**Problem to work on:** Write the count of lines that contain the word "Classic" and nothing else.

** Start of Material provided **

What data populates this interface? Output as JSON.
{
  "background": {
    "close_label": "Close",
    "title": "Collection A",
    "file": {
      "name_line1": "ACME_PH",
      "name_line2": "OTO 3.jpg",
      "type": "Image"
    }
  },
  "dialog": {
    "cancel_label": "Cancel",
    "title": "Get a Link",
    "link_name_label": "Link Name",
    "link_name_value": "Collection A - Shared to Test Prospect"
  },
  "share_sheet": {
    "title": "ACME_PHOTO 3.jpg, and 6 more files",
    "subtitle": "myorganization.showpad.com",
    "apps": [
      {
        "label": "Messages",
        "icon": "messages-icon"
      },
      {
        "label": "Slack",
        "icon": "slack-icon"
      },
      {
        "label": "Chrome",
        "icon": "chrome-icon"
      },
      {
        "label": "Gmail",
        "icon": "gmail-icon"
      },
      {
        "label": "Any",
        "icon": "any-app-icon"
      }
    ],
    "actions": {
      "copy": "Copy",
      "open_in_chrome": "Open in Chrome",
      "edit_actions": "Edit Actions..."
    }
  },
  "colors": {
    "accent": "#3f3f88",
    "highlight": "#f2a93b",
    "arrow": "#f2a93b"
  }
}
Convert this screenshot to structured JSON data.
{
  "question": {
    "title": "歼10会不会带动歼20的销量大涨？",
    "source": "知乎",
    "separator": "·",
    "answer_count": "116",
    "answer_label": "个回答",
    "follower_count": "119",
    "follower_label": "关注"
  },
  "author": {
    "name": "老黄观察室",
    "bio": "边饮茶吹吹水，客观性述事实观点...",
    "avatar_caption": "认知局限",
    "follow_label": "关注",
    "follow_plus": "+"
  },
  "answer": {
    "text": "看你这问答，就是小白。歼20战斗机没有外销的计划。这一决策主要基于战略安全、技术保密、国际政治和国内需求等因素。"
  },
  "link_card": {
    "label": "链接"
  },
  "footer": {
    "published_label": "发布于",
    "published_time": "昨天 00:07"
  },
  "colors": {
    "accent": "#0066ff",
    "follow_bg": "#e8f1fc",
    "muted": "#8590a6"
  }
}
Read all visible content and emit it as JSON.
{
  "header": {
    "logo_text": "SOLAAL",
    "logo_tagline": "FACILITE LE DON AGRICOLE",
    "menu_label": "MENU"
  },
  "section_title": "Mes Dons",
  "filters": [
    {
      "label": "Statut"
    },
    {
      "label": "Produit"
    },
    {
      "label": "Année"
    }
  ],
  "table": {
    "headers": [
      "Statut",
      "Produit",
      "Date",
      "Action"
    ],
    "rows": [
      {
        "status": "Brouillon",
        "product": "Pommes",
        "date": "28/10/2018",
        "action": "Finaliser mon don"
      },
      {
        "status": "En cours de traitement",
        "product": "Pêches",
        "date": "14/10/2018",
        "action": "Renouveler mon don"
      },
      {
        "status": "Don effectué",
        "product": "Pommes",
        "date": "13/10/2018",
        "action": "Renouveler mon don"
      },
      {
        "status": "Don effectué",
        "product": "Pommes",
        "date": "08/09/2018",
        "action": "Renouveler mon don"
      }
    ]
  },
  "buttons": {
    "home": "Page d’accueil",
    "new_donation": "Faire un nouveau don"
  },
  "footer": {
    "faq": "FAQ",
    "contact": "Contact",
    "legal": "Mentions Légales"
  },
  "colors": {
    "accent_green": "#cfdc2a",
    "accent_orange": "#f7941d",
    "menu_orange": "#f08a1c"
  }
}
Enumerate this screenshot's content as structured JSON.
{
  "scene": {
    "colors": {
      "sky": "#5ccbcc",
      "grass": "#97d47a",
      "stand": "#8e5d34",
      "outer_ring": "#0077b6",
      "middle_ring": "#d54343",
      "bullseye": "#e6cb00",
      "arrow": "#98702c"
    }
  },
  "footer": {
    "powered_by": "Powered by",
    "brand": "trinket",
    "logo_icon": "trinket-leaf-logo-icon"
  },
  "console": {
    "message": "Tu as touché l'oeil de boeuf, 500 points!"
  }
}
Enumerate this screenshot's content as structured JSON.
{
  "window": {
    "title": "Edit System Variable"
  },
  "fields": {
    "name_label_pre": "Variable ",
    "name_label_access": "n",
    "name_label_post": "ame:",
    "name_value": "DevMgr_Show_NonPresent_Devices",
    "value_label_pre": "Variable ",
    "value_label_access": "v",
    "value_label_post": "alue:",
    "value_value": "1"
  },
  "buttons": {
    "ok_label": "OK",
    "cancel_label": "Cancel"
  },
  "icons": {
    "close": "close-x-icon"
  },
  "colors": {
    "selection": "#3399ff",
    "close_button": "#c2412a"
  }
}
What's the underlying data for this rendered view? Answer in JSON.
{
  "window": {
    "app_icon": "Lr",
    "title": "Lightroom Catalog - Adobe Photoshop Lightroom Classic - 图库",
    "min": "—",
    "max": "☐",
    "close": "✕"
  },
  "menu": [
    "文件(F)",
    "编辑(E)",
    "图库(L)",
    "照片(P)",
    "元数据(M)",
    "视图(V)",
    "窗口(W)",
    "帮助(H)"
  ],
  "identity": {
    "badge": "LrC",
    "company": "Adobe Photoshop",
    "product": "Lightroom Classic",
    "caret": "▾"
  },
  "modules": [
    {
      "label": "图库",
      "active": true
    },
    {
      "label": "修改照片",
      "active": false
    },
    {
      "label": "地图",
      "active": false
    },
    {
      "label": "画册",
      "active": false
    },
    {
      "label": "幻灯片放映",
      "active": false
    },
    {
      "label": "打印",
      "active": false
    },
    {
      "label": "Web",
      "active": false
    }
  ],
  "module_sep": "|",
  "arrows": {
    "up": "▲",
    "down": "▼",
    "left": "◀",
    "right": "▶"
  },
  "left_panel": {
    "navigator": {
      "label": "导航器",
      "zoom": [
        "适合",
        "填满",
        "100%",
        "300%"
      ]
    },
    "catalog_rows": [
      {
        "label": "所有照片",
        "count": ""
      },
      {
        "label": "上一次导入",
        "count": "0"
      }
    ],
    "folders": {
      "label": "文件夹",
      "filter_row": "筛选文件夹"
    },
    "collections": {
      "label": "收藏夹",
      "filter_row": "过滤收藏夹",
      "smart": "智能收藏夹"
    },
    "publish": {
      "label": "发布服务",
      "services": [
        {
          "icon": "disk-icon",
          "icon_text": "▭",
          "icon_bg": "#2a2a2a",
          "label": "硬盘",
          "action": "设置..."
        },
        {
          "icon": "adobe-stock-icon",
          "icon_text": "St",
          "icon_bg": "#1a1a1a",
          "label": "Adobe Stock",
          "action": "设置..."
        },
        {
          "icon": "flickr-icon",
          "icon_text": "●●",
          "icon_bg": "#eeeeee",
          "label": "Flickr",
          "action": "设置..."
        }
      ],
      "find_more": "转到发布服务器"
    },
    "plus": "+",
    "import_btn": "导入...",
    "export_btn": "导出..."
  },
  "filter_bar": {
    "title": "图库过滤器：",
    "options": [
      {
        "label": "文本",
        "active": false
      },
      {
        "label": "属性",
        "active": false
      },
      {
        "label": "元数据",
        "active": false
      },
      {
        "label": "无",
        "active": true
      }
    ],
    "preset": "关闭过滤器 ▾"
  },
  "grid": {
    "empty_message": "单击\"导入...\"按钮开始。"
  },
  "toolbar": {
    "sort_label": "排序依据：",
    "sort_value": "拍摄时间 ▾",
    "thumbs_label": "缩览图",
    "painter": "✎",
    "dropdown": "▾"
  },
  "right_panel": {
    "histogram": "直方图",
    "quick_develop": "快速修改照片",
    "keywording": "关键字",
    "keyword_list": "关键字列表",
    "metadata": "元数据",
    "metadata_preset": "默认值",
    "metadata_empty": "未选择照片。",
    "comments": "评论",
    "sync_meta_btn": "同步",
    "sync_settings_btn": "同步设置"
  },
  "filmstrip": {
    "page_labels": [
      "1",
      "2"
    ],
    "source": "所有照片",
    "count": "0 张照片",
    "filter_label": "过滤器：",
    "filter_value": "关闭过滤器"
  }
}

** End of Material provided **

**Output:** 2